My brother has one and he loves it. He got the absolute top of the line model, cannot remember which Rail nomenclature it is, want to say the 11? Either way he digs it.


----------



## sml-2727 (Nov 16, 2013)

Thanks, I’m looking at the 7 and want to wait til the end of the riding season in hopes they will give me a better price on it.


----------



## chazreign (Jul 21, 2008)

I got to demo the 7 a week ago, it was amazing. They are all heavy bikes (nature of the beast) so I opted for the Rail 5 which fits my budget better. They ride great and you can really put in the miles.


----------



## techfersure (Dec 17, 2010)

Just ordered Rail 9.8 black and orange XT build today! 44 day wait! Check out Loam Wolf 2020 ebike shootout!


----------



## OMEGANOX (Dec 2, 2004)

I'm getting down to crunch time, it's between the rail 9.8 and a hotrod bafang powered watt wagons travalanche, two very different animals.


----------



## IthinkICanIthinkIcan (Jun 1, 2012)

Just ordered a black and Orange Rail as well....only 40+ days away


----------



## acmcdonaldgp (May 14, 2007)

Just ordered an XL Rail 9.7 Carbon from my LBS this morning. Will be here end of next week. According to the geometries I found online, its about 20mm shorter in reach than the XXL Heckler, and just a bit shorter in all of the other key dimensions.....I'm 6'6" and looking forward to it a lot!

++++++++++++++++++++

EXERCISE INSTRUCTIONS:
A) In the forum thread above, swap "heavy" for "hefty" and give the passage from "## sml-2727 (Nov" up to and including "in the miles.".
B) Please print the lines in the entries below from the line with "svg-text:£50K: £50K bbox=[36, 321, 60, 332]" up to and including the line with "svg-text:2002: 2002 bbox=[179, 365, 190, 388]", unchanged and with nothing else.

++++++++++++++++++++

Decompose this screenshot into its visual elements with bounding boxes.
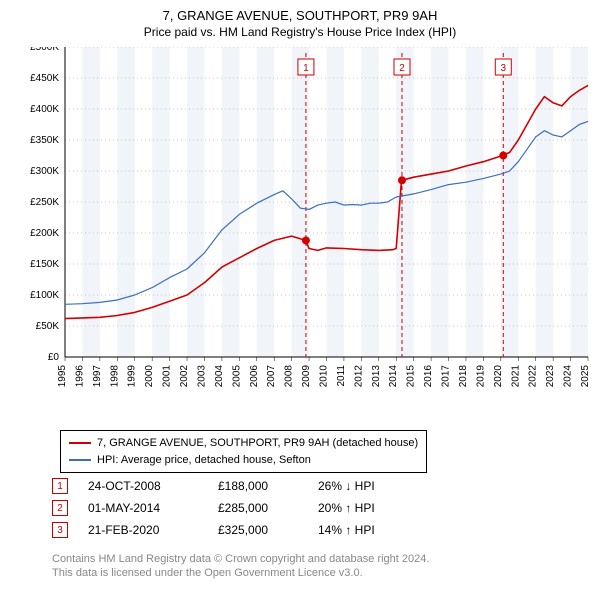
svg-text:£50K: £50K bbox=[36, 321, 60, 332]
svg-text:£400K: £400K bbox=[30, 104, 59, 115]
svg-text:1996: 1996 bbox=[74, 365, 85, 388]
svg-text:2025: 2025 bbox=[580, 365, 590, 388]
sale-row: 3 21-FEB-2020£325,00014% ↑ HPI bbox=[52, 522, 418, 538]
svg-text:2023: 2023 bbox=[545, 365, 556, 388]
svg-text:2009: 2009 bbox=[301, 365, 312, 388]
svg-text:2002: 2002 bbox=[179, 365, 190, 388]
svg-text:2006: 2006 bbox=[249, 365, 260, 388]
svg-text:2013: 2013 bbox=[371, 365, 382, 388]
sale-row: 2 01-MAY-2014£285,00020% ↑ HPI bbox=[52, 500, 418, 516]
svg-text:2007: 2007 bbox=[266, 365, 277, 388]
svg-text:£100K: £100K bbox=[30, 290, 59, 301]
svg-text:2015: 2015 bbox=[406, 365, 417, 388]
svg-text:2018: 2018 bbox=[458, 365, 469, 388]
sale-price: £188,000 bbox=[218, 479, 318, 493]
svg-text:2004: 2004 bbox=[214, 365, 225, 388]
chart-container: 7, GRANGE AVENUE, SOUTHPORT, PR9 9AH Pri… bbox=[0, 0, 600, 590]
sale-price: £285,000 bbox=[218, 501, 318, 515]
svg-text:£450K: £450K bbox=[30, 73, 59, 84]
sale-badge: 1 bbox=[52, 478, 68, 494]
chart-svg: £0 £50K £100K £150K £200K £250K £300K £350K £400… bbox=[10, 47, 590, 417]
svg-text:£0: £0 bbox=[48, 352, 60, 363]
title-line-1: 7, GRANGE AVENUE, SOUTHPORT, PR9 9AH bbox=[0, 0, 600, 23]
svg-text:£350K: £350K bbox=[30, 135, 59, 146]
svg-text:£500K: £500K bbox=[30, 47, 59, 53]
title-line-2: Price paid vs. HM Land Registry's House … bbox=[0, 23, 600, 47]
sale-date: 24-OCT-2008 bbox=[88, 479, 218, 493]
svg-text:2008: 2008 bbox=[284, 365, 295, 388]
sale-badge: 2 bbox=[52, 500, 68, 516]
svg-text:2001: 2001 bbox=[162, 365, 173, 388]
footer-line-2: This data is licensed under the Open Gov… bbox=[52, 566, 429, 580]
chart-area: £0 £50K £100K £150K £200K £250K £300K £350K £400… bbox=[10, 47, 590, 417]
svg-text:2020: 2020 bbox=[493, 365, 504, 388]
svg-text:2022: 2022 bbox=[528, 365, 539, 388]
svg-text:2017: 2017 bbox=[441, 365, 452, 388]
sale-date: 21-FEB-2020 bbox=[88, 523, 218, 537]
svg-text:2021: 2021 bbox=[510, 365, 521, 388]
svg-text:3: 3 bbox=[500, 63, 506, 74]
svg-text:1998: 1998 bbox=[109, 365, 120, 388]
svg-text:2014: 2014 bbox=[388, 365, 399, 388]
svg-text:1997: 1997 bbox=[92, 365, 103, 388]
legend-label: HPI: Average price, detached house, Seft… bbox=[97, 452, 311, 469]
sale-price: £325,000 bbox=[218, 523, 318, 537]
legend: 7, GRANGE AVENUE, SOUTHPORT, PR9 9AH (de… bbox=[60, 430, 427, 473]
legend-label: 7, GRANGE AVENUE, SOUTHPORT, PR9 9AH (de… bbox=[97, 435, 418, 452]
svg-text:2016: 2016 bbox=[423, 365, 434, 388]
legend-item: 7, GRANGE AVENUE, SOUTHPORT, PR9 9AH (de… bbox=[69, 435, 418, 452]
sale-date: 01-MAY-2014 bbox=[88, 501, 218, 515]
svg-text:2024: 2024 bbox=[563, 365, 574, 388]
sale-pct: 26% ↓ HPI bbox=[318, 479, 418, 493]
svg-text:2005: 2005 bbox=[231, 365, 242, 388]
svg-text:£300K: £300K bbox=[30, 166, 59, 177]
svg-text:£200K: £200K bbox=[30, 228, 59, 239]
footer-attribution: Contains HM Land Registry data © Crown c… bbox=[52, 552, 429, 581]
svg-text:1995: 1995 bbox=[57, 365, 68, 388]
legend-swatch bbox=[69, 442, 91, 444]
legend-swatch bbox=[69, 459, 91, 461]
sale-row: 1 24-OCT-2008£188,00026% ↓ HPI bbox=[52, 478, 418, 494]
svg-text:2019: 2019 bbox=[475, 365, 486, 388]
svg-text:2012: 2012 bbox=[353, 365, 364, 388]
legend-item: HPI: Average price, detached house, Seft… bbox=[69, 452, 418, 469]
svg-text:2000: 2000 bbox=[144, 365, 155, 388]
sale-pct: 14% ↑ HPI bbox=[318, 523, 418, 537]
svg-text:2010: 2010 bbox=[319, 365, 330, 388]
svg-text:£150K: £150K bbox=[30, 259, 59, 270]
svg-text:2003: 2003 bbox=[196, 365, 207, 388]
svg-text:2: 2 bbox=[399, 63, 405, 74]
svg-text:1: 1 bbox=[303, 63, 309, 74]
sale-pct: 20% ↑ HPI bbox=[318, 501, 418, 515]
svg-text:2011: 2011 bbox=[336, 365, 347, 387]
sale-badge: 3 bbox=[52, 522, 68, 538]
sales-table: 1 24-OCT-2008£188,00026% ↓ HPI 2 01-MAY-201… bbox=[52, 478, 418, 544]
svg-text:£250K: £250K bbox=[30, 197, 59, 208]
svg-text:1999: 1999 bbox=[127, 365, 138, 388]
footer-line-1: Contains HM Land Registry data © Crown c… bbox=[52, 552, 429, 566]
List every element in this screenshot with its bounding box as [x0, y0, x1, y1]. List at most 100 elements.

++++++++++++++++++++

IN RESPONSE:
A)
## sml-2727 (Nov 16, 2013)

Thanks, I’m looking at the 7 and want to wait til the end of the riding season in hopes they will give me a better price on it.


----------



## chazreign (Jul 21, 2008)

I got to demo the 7 a week ago, it was amazing. They are all hefty bikes (nature of the beast) so I opted for the Rail 5 which fits my budget better. They ride great and you can really put in the miles.

B)
svg-text:£50K: £50K bbox=[36, 321, 60, 332]
svg-text:£400K: £400K bbox=[30, 104, 59, 115]
svg-text:1996: 1996 bbox=[74, 365, 85, 388]
svg-text:2025: 2025 bbox=[580, 365, 590, 388]
sale-row: 3 21-FEB-2020£325,00014% ↑ HPI bbox=[52, 522, 418, 538]
svg-text:2023: 2023 bbox=[545, 365, 556, 388]
svg-text:2009: 2009 bbox=[301, 365, 312, 388]
svg-text:2002: 2002 bbox=[179, 365, 190, 388]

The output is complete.